What to produce.
Please return the full listing below without altering anything.

● ● ●

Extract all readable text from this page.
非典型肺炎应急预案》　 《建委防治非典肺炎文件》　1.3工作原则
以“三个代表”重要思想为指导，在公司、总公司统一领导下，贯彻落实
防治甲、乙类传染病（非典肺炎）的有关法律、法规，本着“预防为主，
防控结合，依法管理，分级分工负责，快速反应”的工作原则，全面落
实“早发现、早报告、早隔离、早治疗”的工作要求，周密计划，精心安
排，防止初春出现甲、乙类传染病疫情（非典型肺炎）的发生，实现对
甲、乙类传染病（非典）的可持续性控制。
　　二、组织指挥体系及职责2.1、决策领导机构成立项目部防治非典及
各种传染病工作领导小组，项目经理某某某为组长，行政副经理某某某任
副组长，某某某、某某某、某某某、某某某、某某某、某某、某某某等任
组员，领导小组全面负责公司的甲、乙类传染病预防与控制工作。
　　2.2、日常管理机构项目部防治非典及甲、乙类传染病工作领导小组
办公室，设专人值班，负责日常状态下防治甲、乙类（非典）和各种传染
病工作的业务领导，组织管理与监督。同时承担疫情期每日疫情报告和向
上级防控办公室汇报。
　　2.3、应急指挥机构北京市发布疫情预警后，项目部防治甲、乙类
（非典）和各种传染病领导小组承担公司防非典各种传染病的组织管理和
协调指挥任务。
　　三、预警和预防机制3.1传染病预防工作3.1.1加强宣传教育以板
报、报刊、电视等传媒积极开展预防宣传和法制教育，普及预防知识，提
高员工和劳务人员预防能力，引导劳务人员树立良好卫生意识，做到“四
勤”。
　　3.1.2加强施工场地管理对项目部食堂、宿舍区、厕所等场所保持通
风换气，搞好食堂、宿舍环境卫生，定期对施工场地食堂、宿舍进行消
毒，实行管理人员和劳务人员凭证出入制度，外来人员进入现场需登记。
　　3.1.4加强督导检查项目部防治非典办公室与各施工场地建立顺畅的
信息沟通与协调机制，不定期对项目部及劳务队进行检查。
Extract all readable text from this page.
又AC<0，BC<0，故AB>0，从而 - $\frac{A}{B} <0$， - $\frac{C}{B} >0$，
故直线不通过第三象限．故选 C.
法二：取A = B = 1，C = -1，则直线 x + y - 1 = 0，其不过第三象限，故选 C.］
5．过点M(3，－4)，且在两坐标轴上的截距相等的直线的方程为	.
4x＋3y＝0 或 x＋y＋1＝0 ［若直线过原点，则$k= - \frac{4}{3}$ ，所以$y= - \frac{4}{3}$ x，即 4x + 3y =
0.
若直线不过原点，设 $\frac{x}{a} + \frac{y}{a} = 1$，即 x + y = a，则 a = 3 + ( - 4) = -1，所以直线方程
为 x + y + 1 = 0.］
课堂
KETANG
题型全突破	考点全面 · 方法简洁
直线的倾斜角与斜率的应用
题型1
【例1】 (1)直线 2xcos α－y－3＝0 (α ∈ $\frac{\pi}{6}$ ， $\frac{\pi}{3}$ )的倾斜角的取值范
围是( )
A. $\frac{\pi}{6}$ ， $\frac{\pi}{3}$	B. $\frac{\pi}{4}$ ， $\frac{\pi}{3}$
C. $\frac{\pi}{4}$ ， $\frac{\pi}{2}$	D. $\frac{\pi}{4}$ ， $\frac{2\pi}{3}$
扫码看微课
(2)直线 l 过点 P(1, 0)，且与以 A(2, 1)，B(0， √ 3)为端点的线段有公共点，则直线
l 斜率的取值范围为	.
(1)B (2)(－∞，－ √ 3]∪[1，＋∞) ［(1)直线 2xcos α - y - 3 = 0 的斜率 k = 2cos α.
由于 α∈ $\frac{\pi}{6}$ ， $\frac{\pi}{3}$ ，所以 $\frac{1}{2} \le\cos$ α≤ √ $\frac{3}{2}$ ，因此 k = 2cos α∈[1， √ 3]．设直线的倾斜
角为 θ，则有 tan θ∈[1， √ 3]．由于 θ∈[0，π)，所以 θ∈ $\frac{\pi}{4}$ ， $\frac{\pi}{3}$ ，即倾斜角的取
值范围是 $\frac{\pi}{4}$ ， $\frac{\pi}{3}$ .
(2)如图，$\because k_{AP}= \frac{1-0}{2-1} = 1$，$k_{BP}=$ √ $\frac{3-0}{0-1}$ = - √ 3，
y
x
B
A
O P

● ● ●

Problem solution.
Extract all readable text from this page.
非典型肺炎应急预案》　 《建委防治非典肺炎文件》　1.3工作原则
以“三个代表”重要思想为指导，在公司、总公司统一领导下，贯彻落实
防治甲、乙类传染病（非典肺炎）的有关法律、法规，本着“预防为主，
防控结合，依法管理，分级分工负责，快速反应”的工作原则，全面落
实“早发现、早报告、早隔离、早治疗”的工作要求，周密计划，精心安
排，防止初春出现甲、乙类传染病疫情（非典型肺炎）的发生，实现对
甲、乙类传染病（非典）的可持续性控制。
　　二、组织指挥体系及职责2.1、决策领导机构成立项目部防治非典及
各种传染病工作领导小组，项目经理某某某为组长，行政副经理某某某任
副组长，某某某、某某某、某某某、某某某、某某某、某某、某某某等任
组员，领导小组全面负责公司的甲、乙类传染病预防与控制工作。
　　2.2、日常管理机构项目部防治非典及甲、乙类传染病工作领导小组
办公室，设专人值班，负责日常状态下防治甲、乙类（非典）和各种传染
病工作的业务领导，组织管理与监督。同时承担疫情期每日疫情报告和向
上级防控办公室汇报。
　　2.3、应急指挥机构北京市发布疫情预警后，项目部防治甲、乙类
（非典）和各种传染病领导小组承担公司防非典各种传染病的组织管理和
协调指挥任务。
　　三、预警和预防机制3.1传染病预防工作3.1.1加强宣传教育以板
报、报刊、电视等传媒积极开展预防宣传和法制教育，普及预防知识，提
高员工和劳务人员预防能力，引导劳务人员树立良好卫生意识，做到“四
勤”。
　　3.1.2加强施工场地管理对项目部食堂、宿舍区、厕所等场所保持通
风换气，搞好食堂、宿舍环境卫生，定期对施工场地食堂、宿舍进行消
毒，实行管理人员和劳务人员凭证出入制度，外来人员进入现场需登记。
　　3.1.4加强督导检查项目部防治非典办公室与各施工场地建立顺畅的
信息沟通与协调机制，不定期对项目部及劳务队进行检查。
Extract all readable text from this page.
又AC<0，BC<0，故AB>0，从而 - $\frac{A}{B} <0$， - $\frac{C}{B} >0$，
故直线不通过第三象限．故选 C.
法二：取A = B = 1，C = -1，则直线 x + y - 1 = 0，其不过第三象限，故选 C.］
5．过点M(3，－4)，且在两坐标轴上的截距相等的直线的方程为	.
4x＋3y＝0 或 x＋y＋1＝0 ［若直线过原点，则$k= - \frac{4}{3}$ ，所以$y= - \frac{4}{3}$ x，即 4x + 3y =
0.
若直线不过原点，设 $\frac{x}{a} + \frac{y}{a} = 1$，即 x + y = a，则 a = 3 + ( - 4) = -1，所以直线方程
为 x + y + 1 = 0.］
课堂
KETANG
题型全突破	考点全面 · 方法简洁
直线的倾斜角与斜率的应用
题型1
【例1】 (1)直线 2xcos α－y－3＝0 (α ∈ $\frac{\pi}{6}$ ， $\frac{\pi}{3}$ )的倾斜角的取值范
围是( )
A. $\frac{\pi}{6}$ ， $\frac{\pi}{3}$	B. $\frac{\pi}{4}$ ， $\frac{\pi}{3}$
C. $\frac{\pi}{4}$ ， $\frac{\pi}{2}$	D. $\frac{\pi}{4}$ ， $\frac{2\pi}{3}$
扫码看微课
(2)直线 l 过点 P(1, 0)，且与以 A(2, 1)，B(0， √ 3)为端点的线段有公共点，则直线
l 斜率的取值范围为	.
(1)B (2)(－∞，－ √ 3]∪[1，＋∞) ［(1)直线 2xcos α - y - 3 = 0 的斜率 k = 2cos α.
由于 α∈ $\frac{\pi}{6}$ ， $\frac{\pi}{3}$ ，所以 $\frac{1}{2} \le\cos$ α≤ √ $\frac{3}{2}$ ，因此 k = 2cos α∈[1， √ 3]．设直线的倾斜
角为 θ，则有 tan θ∈[1， √ 3]．由于 θ∈[0，π)，所以 θ∈ $\frac{\pi}{4}$ ， $\frac{\pi}{3}$ ，即倾斜角的取
值范围是 $\frac{\pi}{4}$ ， $\frac{\pi}{3}$ .
(2)如图，$\because k_{AP}= \frac{1-0}{2-1} = 1$，$k_{BP}=$ √ $\frac{3-0}{0-1}$ = - √ 3，
y
x
B
A
O P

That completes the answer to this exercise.